[[ EXCERPTED PASSAGE, beginning ]]

Host-defence caerin 1.1 and 1.9 peptides suppress B16 melanoma growth by inducing apoptosis and disrupting lipid metabolism.

Caerin peptides, originally isolated from the skin secretions of Australian tree frogs of the genus Litoria, have shown potential as anti-cancer agents in previous studies. This study investigates the impact of caerin 1.1 and 1.9 (F1/F3) peptides on lipid and amino acid metabolism in B16 melanoma cells, assessing their effects on cell proliferation and the tumour microenvironment (TME). F1/F3 significantly inhibited the proliferation of B16 cells in vitro, and metabolomic analysis revealed lipid metabolites, including lysophosphatidylcholines, phosphatidylcholines, phosphatidylethanolamines, and polyunsaturated fatty acids, were significantly downregulated in vivo in a murine model. Pathway enrichment analysis further highlighted suppressed fatty acid biosynthesis and unsaturated fatty acid synthesis, suggesting an impairment in lipid metabolic processes. Additionally, elevated levels of proinflammatory cytokine expression and inflammatory macrophage infiltration were observed in the TME, likely contributing to the enhanced anti-tumour response. Branched-chain amino acid degradation pathways were also less active in the F1/F3 group, suggesting altered acetyl-CoA availability impacting lipid synthesis. Notably, metabolites such as 3-Hydroxyvalproic acid and carnitine derivatives were markedly elevated, indicating potential antiproliferative and anti-inflammatory effects. These findings suggest that caerin peptides exert anti-cancer effects through multifaceted mechanisms, including modulation of lipid metabolism and immune activation, positioning caerin peptides as promising candidates for combination therapy in melanoma and potentially other malignancies.

[[ EXCERPTED PASSAGE, end ]]

__DESCRIPTION OF THE TASK__: According to the caerin peptide abstract, where were caerin peptides originally isolated from? Please answer in one sentence. The records after this text aren't needed.

[[ LISTED ENTRIES, beginning ]]

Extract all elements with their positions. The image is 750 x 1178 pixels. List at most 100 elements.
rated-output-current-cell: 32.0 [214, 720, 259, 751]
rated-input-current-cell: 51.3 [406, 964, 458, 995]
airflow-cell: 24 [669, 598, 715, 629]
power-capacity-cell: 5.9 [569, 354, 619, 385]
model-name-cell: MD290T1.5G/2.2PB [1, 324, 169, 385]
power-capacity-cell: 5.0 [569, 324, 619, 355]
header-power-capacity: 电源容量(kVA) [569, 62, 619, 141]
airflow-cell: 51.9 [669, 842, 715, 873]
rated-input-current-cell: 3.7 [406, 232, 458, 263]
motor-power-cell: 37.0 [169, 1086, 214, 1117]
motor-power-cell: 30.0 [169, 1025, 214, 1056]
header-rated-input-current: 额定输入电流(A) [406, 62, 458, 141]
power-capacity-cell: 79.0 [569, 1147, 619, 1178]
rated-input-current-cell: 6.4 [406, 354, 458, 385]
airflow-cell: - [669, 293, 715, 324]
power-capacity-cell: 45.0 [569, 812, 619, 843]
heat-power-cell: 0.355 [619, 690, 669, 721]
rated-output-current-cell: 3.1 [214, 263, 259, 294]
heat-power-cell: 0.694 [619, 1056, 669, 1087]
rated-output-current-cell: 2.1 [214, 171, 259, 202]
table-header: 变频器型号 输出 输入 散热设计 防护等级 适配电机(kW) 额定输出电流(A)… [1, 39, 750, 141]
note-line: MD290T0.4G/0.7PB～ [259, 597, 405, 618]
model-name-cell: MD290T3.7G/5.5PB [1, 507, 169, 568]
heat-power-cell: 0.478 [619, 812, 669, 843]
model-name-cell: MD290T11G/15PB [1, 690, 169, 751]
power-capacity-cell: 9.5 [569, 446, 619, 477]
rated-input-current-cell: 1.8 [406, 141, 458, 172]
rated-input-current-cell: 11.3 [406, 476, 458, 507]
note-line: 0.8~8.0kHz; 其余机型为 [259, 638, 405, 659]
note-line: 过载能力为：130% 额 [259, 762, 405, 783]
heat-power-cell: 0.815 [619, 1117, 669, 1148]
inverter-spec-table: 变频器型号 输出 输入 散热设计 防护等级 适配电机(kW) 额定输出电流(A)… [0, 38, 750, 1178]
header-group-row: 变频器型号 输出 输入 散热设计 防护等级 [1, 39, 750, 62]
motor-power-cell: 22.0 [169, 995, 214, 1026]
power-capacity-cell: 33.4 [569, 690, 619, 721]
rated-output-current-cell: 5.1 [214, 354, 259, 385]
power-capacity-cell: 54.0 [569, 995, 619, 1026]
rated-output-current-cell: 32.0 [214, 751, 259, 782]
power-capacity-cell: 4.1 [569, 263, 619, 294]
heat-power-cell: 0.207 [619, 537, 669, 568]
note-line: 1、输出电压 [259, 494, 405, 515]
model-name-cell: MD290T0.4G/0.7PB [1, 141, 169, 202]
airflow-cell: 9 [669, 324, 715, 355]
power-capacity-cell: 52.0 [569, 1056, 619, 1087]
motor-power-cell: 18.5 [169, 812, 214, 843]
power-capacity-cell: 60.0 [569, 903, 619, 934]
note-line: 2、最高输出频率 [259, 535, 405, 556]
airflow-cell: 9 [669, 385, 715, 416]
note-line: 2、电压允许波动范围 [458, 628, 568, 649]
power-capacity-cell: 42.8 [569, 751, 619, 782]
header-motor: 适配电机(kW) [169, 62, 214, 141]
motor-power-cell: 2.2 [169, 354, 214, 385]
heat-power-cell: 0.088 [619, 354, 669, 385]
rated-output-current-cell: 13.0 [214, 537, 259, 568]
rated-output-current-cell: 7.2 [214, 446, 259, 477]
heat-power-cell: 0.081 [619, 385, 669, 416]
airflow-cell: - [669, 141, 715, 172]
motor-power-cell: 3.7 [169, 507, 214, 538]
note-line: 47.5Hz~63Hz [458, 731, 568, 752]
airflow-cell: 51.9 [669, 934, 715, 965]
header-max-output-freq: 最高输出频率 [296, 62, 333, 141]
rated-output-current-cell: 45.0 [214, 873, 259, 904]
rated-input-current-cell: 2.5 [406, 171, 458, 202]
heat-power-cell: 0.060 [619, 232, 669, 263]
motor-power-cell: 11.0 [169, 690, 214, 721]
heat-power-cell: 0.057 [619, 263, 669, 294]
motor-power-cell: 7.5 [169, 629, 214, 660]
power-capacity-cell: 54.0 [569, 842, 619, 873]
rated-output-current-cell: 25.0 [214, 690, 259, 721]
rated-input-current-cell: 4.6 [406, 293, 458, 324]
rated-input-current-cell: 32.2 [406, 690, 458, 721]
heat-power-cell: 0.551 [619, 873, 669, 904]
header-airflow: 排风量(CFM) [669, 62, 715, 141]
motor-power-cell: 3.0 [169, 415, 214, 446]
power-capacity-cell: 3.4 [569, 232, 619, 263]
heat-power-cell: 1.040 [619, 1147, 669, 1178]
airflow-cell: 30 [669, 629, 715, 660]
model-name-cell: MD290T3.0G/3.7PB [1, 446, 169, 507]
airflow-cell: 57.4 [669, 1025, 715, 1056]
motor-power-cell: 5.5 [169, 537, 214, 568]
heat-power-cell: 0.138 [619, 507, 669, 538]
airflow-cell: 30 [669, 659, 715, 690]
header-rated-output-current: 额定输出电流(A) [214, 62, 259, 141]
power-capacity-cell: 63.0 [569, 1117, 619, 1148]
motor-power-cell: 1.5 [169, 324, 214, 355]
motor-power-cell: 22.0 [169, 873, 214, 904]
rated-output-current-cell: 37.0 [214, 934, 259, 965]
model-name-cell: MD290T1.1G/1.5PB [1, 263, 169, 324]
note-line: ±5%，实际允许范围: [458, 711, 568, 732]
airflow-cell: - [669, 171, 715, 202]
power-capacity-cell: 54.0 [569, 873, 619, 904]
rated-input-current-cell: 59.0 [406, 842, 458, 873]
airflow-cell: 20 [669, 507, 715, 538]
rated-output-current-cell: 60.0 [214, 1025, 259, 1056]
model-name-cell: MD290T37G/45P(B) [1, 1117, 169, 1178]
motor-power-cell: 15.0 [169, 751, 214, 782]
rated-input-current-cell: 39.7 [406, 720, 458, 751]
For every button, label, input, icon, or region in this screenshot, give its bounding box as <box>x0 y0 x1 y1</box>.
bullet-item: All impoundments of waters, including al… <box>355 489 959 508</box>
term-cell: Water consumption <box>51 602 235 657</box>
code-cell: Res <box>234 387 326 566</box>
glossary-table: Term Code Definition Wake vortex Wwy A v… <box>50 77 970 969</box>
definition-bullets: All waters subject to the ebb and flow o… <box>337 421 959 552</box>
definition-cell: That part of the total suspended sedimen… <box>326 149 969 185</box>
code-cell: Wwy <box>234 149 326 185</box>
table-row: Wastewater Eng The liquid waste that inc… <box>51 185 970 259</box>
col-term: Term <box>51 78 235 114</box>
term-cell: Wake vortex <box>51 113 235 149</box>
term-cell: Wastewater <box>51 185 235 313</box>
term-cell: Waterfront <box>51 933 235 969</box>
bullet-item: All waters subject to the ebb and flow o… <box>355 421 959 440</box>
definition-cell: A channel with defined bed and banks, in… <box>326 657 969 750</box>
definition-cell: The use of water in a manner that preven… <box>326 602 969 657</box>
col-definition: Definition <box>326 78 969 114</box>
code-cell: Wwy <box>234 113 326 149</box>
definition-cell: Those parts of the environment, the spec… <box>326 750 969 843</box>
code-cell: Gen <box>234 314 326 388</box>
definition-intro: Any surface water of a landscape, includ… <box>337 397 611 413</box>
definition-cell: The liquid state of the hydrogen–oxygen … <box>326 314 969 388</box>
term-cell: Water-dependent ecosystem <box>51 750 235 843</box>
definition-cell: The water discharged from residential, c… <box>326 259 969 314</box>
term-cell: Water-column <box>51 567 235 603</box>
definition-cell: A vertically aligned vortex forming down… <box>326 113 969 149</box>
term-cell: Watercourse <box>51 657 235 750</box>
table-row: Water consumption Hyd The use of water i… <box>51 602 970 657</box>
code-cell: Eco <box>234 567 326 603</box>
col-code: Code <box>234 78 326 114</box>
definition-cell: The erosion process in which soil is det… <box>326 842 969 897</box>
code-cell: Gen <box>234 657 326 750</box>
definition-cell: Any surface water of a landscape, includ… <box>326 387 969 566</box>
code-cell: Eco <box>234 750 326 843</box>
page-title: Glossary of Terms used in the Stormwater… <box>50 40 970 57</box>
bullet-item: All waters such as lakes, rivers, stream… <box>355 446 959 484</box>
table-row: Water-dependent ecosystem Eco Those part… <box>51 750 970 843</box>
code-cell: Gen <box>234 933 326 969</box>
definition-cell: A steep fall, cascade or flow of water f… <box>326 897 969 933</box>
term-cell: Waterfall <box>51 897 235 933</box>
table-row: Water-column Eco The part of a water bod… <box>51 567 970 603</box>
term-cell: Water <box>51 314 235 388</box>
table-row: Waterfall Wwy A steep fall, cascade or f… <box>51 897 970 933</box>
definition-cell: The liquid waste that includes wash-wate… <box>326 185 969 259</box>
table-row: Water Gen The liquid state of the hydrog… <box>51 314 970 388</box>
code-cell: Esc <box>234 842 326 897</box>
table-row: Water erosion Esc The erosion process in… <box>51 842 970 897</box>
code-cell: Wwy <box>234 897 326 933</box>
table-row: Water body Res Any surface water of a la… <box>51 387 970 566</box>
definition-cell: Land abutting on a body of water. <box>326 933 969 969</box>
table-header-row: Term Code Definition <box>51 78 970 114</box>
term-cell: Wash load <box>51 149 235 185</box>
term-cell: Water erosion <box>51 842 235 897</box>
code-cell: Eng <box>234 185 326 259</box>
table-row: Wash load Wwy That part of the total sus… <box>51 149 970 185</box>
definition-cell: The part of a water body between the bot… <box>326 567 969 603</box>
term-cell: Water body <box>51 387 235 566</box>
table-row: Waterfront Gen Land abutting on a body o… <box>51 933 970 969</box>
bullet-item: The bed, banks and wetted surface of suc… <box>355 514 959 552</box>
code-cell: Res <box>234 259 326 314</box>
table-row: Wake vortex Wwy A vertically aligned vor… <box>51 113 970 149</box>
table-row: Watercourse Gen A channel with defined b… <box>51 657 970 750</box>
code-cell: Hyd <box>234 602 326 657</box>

[[ LISTED ENTRIES, end ]]

__RESPONSE TO THIS EXERCISE__: Caerin peptides were originally isolated from the skin secretions of Australian tree frogs of the genus Litoria.